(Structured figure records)

"""

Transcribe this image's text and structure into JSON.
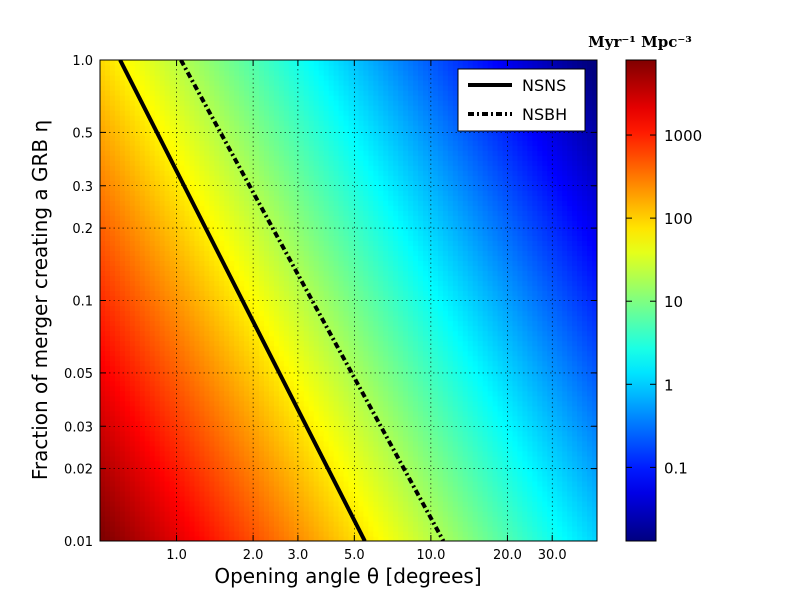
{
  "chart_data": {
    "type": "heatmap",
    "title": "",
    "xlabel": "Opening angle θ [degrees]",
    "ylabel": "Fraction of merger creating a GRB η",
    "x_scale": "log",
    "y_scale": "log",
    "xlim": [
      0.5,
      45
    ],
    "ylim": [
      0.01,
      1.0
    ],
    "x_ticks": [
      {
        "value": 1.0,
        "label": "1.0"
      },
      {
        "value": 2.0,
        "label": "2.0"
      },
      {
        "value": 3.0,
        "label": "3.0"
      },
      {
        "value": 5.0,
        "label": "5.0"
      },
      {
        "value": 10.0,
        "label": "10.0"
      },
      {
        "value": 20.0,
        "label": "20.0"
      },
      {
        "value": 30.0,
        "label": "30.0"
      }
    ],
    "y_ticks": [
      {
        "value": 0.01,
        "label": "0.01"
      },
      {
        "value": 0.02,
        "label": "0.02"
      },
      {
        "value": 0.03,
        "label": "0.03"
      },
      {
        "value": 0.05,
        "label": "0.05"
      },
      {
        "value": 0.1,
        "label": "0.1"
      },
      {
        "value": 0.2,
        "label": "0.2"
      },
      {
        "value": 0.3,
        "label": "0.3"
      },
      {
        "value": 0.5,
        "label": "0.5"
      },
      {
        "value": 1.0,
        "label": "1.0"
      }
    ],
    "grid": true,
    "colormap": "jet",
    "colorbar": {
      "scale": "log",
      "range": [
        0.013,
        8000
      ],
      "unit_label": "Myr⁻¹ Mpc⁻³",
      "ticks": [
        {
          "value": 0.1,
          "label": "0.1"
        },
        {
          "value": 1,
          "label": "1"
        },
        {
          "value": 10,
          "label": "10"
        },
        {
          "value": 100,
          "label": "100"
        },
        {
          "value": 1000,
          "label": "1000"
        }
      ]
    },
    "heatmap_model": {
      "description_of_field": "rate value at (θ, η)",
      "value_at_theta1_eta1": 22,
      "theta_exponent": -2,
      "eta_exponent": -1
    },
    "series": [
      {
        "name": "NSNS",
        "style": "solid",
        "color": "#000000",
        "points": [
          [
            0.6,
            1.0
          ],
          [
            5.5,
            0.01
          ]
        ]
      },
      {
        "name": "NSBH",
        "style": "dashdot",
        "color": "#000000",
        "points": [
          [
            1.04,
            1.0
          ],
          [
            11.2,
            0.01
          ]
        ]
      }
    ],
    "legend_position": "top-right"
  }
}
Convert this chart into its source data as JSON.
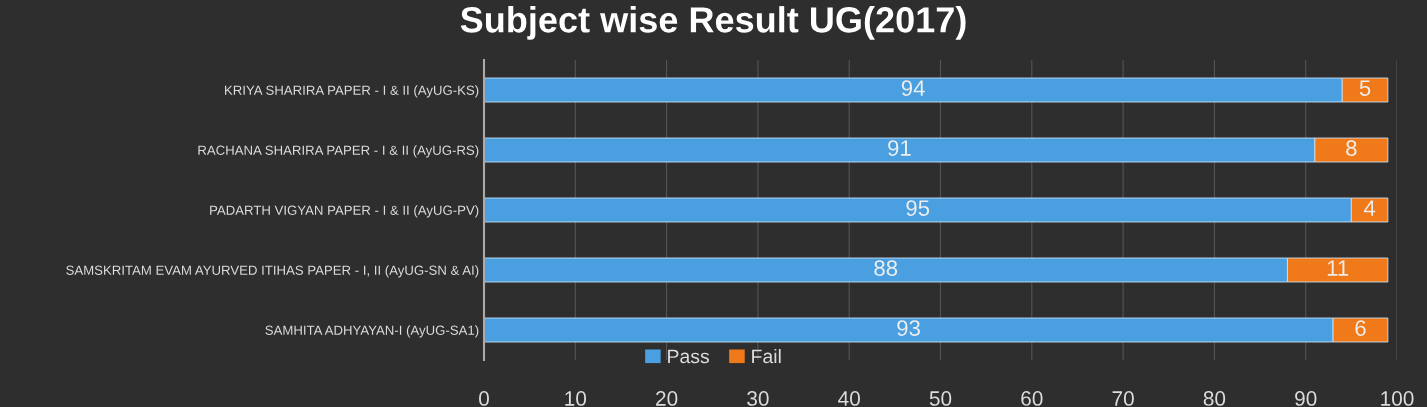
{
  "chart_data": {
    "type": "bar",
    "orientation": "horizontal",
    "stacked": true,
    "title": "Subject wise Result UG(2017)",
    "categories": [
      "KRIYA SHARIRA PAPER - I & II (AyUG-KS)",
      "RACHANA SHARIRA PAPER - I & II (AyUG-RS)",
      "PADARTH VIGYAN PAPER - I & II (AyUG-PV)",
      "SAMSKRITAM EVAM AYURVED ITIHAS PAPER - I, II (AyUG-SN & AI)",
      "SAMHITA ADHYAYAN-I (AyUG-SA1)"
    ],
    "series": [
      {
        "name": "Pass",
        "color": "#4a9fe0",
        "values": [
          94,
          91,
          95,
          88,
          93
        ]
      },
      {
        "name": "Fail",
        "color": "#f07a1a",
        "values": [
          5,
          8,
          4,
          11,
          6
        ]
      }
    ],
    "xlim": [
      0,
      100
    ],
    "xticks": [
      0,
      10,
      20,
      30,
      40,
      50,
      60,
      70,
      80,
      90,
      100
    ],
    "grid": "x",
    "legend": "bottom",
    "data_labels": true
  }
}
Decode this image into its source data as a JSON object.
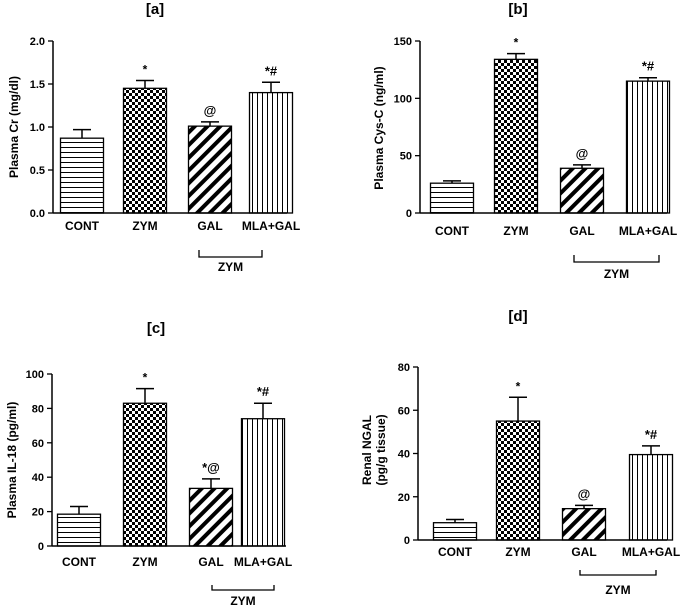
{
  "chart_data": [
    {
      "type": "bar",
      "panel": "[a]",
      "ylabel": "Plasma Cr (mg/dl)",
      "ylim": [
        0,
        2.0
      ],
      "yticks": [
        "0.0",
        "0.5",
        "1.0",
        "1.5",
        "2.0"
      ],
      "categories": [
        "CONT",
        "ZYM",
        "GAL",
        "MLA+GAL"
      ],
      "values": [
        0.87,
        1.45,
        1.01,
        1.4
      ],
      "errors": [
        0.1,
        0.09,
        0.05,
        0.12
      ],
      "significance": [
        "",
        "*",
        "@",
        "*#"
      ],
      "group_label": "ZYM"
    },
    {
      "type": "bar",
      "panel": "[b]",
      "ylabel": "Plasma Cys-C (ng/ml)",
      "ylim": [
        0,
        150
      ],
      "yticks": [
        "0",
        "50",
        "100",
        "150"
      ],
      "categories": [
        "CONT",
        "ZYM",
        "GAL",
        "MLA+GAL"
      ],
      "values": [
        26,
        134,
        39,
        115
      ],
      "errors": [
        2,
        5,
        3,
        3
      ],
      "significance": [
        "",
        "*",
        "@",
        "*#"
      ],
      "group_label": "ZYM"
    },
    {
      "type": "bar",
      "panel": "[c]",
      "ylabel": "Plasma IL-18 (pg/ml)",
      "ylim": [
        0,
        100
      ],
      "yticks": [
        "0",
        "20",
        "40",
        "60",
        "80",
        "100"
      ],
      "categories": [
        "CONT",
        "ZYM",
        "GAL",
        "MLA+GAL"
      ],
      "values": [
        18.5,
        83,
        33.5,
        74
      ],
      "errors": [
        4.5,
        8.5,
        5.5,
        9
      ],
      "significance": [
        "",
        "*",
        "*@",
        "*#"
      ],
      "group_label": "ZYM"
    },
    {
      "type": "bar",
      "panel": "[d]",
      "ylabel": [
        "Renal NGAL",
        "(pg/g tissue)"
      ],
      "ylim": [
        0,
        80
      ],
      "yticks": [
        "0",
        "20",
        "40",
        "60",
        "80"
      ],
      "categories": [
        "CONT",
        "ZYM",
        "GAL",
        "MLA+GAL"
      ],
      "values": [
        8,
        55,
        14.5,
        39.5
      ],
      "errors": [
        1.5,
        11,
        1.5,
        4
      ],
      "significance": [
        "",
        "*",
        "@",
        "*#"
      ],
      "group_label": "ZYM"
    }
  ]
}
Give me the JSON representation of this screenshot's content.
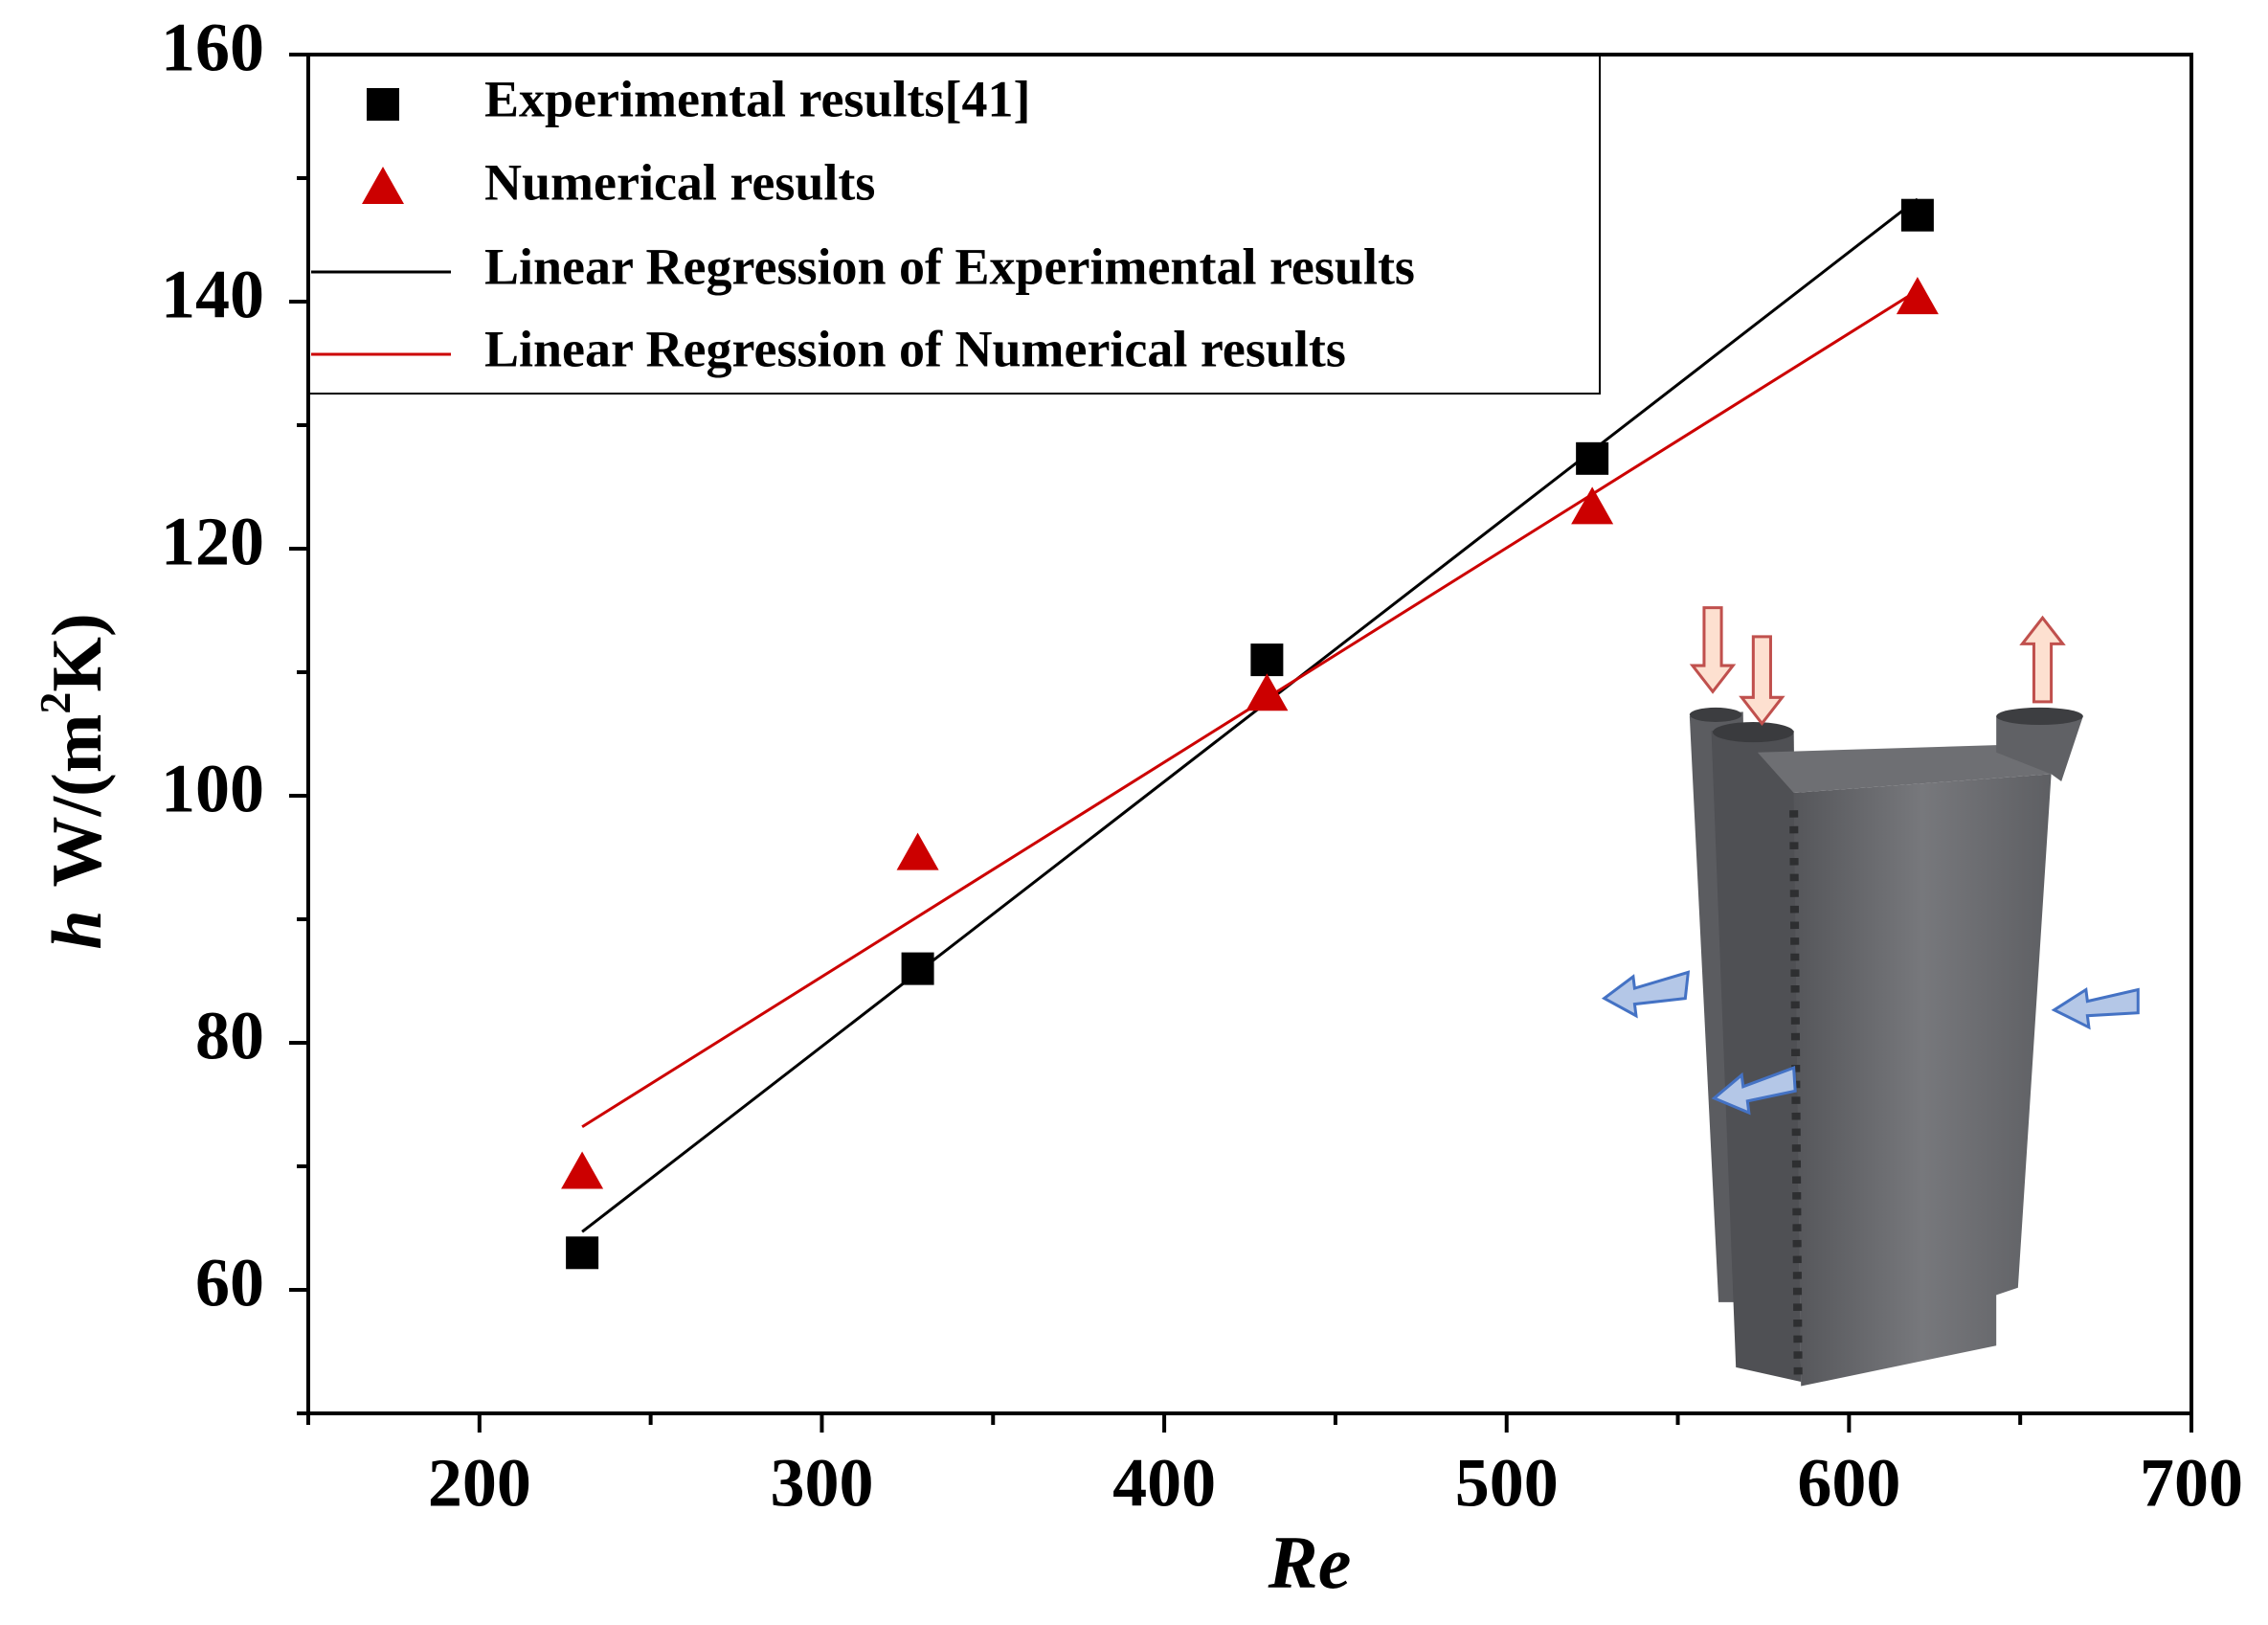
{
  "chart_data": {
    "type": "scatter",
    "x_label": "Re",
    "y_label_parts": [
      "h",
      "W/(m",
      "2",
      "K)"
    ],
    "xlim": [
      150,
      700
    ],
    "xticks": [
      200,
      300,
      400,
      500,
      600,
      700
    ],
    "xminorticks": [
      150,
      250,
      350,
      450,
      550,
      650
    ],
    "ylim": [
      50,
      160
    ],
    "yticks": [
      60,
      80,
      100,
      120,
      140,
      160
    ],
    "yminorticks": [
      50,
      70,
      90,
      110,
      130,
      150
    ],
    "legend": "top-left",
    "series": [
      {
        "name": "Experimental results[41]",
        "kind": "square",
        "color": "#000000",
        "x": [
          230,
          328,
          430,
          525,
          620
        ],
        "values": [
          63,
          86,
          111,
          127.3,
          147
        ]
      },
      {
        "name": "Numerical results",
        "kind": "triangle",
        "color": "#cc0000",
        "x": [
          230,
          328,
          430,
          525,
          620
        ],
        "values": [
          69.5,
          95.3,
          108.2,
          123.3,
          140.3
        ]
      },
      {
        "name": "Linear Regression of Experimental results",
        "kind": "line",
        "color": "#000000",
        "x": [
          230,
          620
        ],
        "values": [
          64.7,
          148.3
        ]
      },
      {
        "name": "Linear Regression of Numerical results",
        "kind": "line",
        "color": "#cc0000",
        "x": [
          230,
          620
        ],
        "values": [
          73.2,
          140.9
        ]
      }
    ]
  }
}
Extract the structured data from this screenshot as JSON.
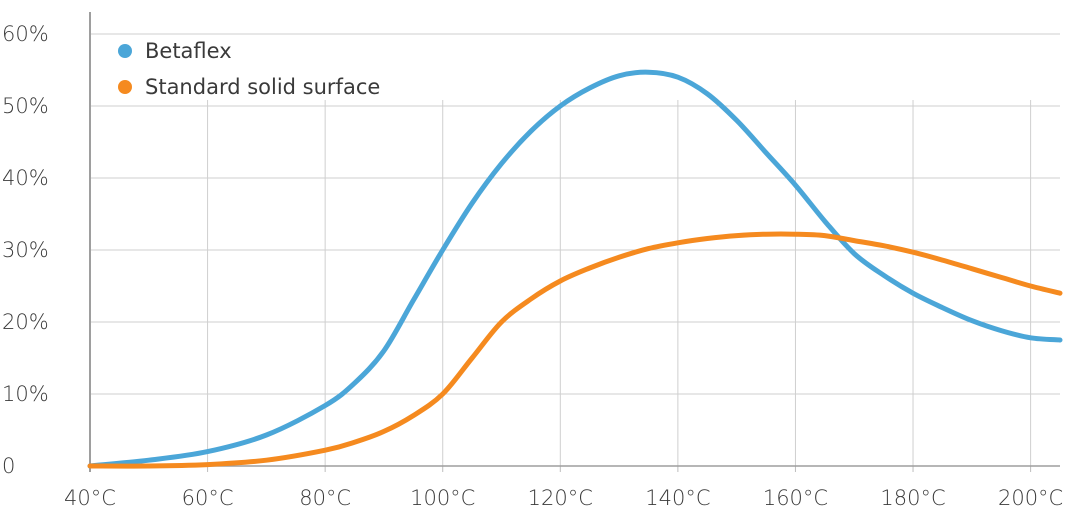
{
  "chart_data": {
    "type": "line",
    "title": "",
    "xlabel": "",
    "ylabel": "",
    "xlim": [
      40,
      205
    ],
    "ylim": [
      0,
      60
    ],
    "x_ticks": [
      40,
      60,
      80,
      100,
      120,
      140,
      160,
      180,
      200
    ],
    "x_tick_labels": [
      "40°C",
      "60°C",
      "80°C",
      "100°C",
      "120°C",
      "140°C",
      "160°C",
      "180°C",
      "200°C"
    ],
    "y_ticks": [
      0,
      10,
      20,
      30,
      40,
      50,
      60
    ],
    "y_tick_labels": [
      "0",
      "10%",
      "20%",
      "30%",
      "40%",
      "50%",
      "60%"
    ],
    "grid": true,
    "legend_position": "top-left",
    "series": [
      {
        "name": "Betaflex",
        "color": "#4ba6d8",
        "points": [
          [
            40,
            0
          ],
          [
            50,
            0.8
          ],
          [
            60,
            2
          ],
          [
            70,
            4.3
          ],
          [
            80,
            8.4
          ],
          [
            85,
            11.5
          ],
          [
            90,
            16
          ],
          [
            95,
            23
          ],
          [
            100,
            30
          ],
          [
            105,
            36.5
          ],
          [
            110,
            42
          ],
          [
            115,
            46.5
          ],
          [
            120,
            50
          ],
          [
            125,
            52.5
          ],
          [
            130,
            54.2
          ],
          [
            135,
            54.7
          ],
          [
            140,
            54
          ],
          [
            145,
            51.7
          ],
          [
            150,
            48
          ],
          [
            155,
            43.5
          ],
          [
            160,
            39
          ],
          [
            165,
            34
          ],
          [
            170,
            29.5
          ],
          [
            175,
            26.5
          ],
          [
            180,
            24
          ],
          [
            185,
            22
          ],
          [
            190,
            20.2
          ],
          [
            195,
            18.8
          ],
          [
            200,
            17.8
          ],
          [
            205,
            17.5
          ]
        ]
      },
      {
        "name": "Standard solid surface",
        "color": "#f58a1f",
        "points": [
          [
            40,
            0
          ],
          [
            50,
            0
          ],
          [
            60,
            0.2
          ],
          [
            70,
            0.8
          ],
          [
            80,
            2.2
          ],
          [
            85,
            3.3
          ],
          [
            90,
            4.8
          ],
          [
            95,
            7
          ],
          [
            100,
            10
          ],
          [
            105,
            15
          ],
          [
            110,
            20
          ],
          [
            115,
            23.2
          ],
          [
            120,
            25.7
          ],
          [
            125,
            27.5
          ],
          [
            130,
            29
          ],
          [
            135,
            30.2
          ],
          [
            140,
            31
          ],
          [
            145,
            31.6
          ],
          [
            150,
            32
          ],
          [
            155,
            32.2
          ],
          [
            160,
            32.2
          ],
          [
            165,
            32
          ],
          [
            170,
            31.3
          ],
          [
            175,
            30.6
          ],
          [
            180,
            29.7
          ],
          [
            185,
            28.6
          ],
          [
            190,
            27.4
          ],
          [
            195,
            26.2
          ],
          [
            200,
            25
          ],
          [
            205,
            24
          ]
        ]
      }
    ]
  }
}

"""

» **OBJECTIVE**
Give only the count of lines in the data that include the string "solid".

» **ANSWER**
2